* **WHAT YOU WILL DO**
The listing below should be written out exactly; please include all of it.
════════
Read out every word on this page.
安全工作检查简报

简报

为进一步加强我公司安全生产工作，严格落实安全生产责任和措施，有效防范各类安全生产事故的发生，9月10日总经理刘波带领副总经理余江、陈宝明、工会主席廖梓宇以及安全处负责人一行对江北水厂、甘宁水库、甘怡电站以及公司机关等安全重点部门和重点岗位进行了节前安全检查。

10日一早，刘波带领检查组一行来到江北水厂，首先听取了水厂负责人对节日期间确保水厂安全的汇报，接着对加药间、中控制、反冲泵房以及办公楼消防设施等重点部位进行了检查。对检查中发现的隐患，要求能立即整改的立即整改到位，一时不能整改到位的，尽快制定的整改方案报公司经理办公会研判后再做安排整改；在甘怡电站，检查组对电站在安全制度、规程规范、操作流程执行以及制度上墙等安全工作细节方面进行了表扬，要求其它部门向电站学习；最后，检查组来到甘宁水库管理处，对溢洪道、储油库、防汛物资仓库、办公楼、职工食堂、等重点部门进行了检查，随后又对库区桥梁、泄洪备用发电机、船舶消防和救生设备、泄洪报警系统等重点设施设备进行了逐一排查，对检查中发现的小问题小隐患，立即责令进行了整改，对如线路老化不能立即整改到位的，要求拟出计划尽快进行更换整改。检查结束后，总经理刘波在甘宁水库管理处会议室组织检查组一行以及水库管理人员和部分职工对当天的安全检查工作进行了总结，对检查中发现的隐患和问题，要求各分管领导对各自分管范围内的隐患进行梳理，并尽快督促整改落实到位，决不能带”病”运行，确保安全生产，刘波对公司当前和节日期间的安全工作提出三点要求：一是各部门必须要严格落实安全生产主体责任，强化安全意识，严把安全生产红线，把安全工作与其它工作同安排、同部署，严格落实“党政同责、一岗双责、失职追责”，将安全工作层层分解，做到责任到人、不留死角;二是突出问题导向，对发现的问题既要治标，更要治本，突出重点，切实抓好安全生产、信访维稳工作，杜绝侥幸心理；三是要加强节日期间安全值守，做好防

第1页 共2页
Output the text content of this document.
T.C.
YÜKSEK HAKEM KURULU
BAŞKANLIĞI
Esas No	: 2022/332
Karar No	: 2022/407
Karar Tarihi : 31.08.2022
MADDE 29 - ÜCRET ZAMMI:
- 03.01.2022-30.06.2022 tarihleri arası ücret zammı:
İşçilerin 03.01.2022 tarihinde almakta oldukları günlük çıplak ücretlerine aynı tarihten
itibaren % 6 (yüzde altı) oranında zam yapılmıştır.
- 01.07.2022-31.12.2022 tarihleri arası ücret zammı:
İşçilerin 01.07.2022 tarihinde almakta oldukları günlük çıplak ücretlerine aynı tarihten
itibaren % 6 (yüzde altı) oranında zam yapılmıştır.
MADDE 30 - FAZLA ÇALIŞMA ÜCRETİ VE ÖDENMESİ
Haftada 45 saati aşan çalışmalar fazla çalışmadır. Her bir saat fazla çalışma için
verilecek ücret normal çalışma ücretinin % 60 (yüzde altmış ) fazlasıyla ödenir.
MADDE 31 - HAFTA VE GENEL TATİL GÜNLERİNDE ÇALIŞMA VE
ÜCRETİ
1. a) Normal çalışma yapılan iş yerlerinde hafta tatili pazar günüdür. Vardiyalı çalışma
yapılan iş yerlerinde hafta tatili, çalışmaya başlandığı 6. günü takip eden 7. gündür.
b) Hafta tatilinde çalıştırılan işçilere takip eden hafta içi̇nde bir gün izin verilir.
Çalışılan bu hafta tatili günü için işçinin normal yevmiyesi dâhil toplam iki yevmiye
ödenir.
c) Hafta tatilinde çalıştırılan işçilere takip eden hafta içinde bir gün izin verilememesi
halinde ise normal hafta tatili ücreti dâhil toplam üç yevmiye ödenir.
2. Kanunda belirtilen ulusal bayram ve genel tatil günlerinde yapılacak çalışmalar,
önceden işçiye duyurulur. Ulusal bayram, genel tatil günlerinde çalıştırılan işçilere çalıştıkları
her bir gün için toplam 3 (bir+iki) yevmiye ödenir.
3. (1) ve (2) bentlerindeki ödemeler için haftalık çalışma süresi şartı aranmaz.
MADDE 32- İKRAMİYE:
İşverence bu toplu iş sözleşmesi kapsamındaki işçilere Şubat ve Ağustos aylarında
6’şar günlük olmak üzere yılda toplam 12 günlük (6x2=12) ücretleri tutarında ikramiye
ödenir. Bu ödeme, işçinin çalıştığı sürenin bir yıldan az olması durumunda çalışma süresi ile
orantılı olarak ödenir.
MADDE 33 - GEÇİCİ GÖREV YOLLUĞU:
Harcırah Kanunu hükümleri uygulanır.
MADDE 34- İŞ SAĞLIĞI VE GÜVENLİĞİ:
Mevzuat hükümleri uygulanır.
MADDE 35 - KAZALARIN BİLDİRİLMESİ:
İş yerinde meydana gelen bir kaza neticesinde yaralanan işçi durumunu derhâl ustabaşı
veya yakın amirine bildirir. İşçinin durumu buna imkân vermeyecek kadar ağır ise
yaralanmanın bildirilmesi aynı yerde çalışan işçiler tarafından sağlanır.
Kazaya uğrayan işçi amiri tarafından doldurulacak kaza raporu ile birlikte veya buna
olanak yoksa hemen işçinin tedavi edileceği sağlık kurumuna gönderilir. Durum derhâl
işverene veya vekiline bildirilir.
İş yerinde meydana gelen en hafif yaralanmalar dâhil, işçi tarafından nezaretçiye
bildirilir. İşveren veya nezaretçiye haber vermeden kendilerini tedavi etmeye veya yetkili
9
════════
* **PROBLEM SOLUTION**
Read out every word on this page.
安全工作检查简报

简报

为进一步加强我公司安全生产工作，严格落实安全生产责任和措施，有效防范各类安全生产事故的发生，9月10日总经理刘波带领副总经理余江、陈宝明、工会主席廖梓宇以及安全处负责人一行对江北水厂、甘宁水库、甘怡电站以及公司机关等安全重点部门和重点岗位进行了节前安全检查。

10日一早，刘波带领检查组一行来到江北水厂，首先听取了水厂负责人对节日期间确保水厂安全的汇报，接着对加药间、中控制、反冲泵房以及办公楼消防设施等重点部位进行了检查。对检查中发现的隐患，要求能立即整改的立即整改到位，一时不能整改到位的，尽快制定的整改方案报公司经理办公会研判后再做安排整改；在甘怡电站，检查组对电站在安全制度、规程规范、操作流程执行以及制度上墙等安全工作细节方面进行了表扬，要求其它部门向电站学习；最后，检查组来到甘宁水库管理处，对溢洪道、储油库、防汛物资仓库、办公楼、职工食堂、等重点部门进行了检查，随后又对库区桥梁、泄洪备用发电机、船舶消防和救生设备、泄洪报警系统等重点设施设备进行了逐一排查，对检查中发现的小问题小隐患，立即责令进行了整改，对如线路老化不能立即整改到位的，要求拟出计划尽快进行更换整改。检查结束后，总经理刘波在甘宁水库管理处会议室组织检查组一行以及水库管理人员和部分职工对当天的安全检查工作进行了总结，对检查中发现的隐患和问题，要求各分管领导对各自分管范围内的隐患进行梳理，并尽快督促整改落实到位，决不能带”病”运行，确保安全生产，刘波对公司当前和节日期间的安全工作提出三点要求：一是各部门必须要严格落实安全生产主体责任，强化安全意识，严把安全生产红线，把安全工作与其它工作同安排、同部署，严格落实“党政同责、一岗双责、失职追责”，将安全工作层层分解，做到责任到人、不留死角;二是突出问题导向，对发现的问题既要治标，更要治本，突出重点，切实抓好安全生产、信访维稳工作，杜绝侥幸心理；三是要加强节日期间安全值守，做好防

第1页 共2页
Output the text content of this document.
T.C.
YÜKSEK HAKEM KURULU
BAŞKANLIĞI
Esas No	: 2022/332
Karar No	: 2022/407
Karar Tarihi : 31.08.2022
MADDE 29 - ÜCRET ZAMMI:
- 03.01.2022-30.06.2022 tarihleri arası ücret zammı:
İşçilerin 03.01.2022 tarihinde almakta oldukları günlük çıplak ücretlerine aynı tarihten
itibaren % 6 (yüzde altı) oranında zam yapılmıştır.
- 01.07.2022-31.12.2022 tarihleri arası ücret zammı:
İşçilerin 01.07.2022 tarihinde almakta oldukları günlük çıplak ücretlerine aynı tarihten
itibaren % 6 (yüzde altı) oranında zam yapılmıştır.
MADDE 30 - FAZLA ÇALIŞMA ÜCRETİ VE ÖDENMESİ
Haftada 45 saati aşan çalışmalar fazla çalışmadır. Her bir saat fazla çalışma için
verilecek ücret normal çalışma ücretinin % 60 (yüzde altmış ) fazlasıyla ödenir.
MADDE 31 - HAFTA VE GENEL TATİL GÜNLERİNDE ÇALIŞMA VE
ÜCRETİ
1. a) Normal çalışma yapılan iş yerlerinde hafta tatili pazar günüdür. Vardiyalı çalışma
yapılan iş yerlerinde hafta tatili, çalışmaya başlandığı 6. günü takip eden 7. gündür.
b) Hafta tatilinde çalıştırılan işçilere takip eden hafta içi̇nde bir gün izin verilir.
Çalışılan bu hafta tatili günü için işçinin normal yevmiyesi dâhil toplam iki yevmiye
ödenir.
c) Hafta tatilinde çalıştırılan işçilere takip eden hafta içinde bir gün izin verilememesi
halinde ise normal hafta tatili ücreti dâhil toplam üç yevmiye ödenir.
2. Kanunda belirtilen ulusal bayram ve genel tatil günlerinde yapılacak çalışmalar,
önceden işçiye duyurulur. Ulusal bayram, genel tatil günlerinde çalıştırılan işçilere çalıştıkları
her bir gün için toplam 3 (bir+iki) yevmiye ödenir.
3. (1) ve (2) bentlerindeki ödemeler için haftalık çalışma süresi şartı aranmaz.
MADDE 32- İKRAMİYE:
İşverence bu toplu iş sözleşmesi kapsamındaki işçilere Şubat ve Ağustos aylarında
6’şar günlük olmak üzere yılda toplam 12 günlük (6x2=12) ücretleri tutarında ikramiye
ödenir. Bu ödeme, işçinin çalıştığı sürenin bir yıldan az olması durumunda çalışma süresi ile
orantılı olarak ödenir.
MADDE 33 - GEÇİCİ GÖREV YOLLUĞU:
Harcırah Kanunu hükümleri uygulanır.
MADDE 34- İŞ SAĞLIĞI VE GÜVENLİĞİ:
Mevzuat hükümleri uygulanır.
MADDE 35 - KAZALARIN BİLDİRİLMESİ:
İş yerinde meydana gelen bir kaza neticesinde yaralanan işçi durumunu derhâl ustabaşı
veya yakın amirine bildirir. İşçinin durumu buna imkân vermeyecek kadar ağır ise
yaralanmanın bildirilmesi aynı yerde çalışan işçiler tarafından sağlanır.
Kazaya uğrayan işçi amiri tarafından doldurulacak kaza raporu ile birlikte veya buna
olanak yoksa hemen işçinin tedavi edileceği sağlık kurumuna gönderilir. Durum derhâl
işverene veya vekiline bildirilir.
İş yerinde meydana gelen en hafif yaralanmalar dâhil, işçi tarafından nezaretçiye
bildirilir. İşveren veya nezaretçiye haber vermeden kendilerini tedavi etmeye veya yetkili
9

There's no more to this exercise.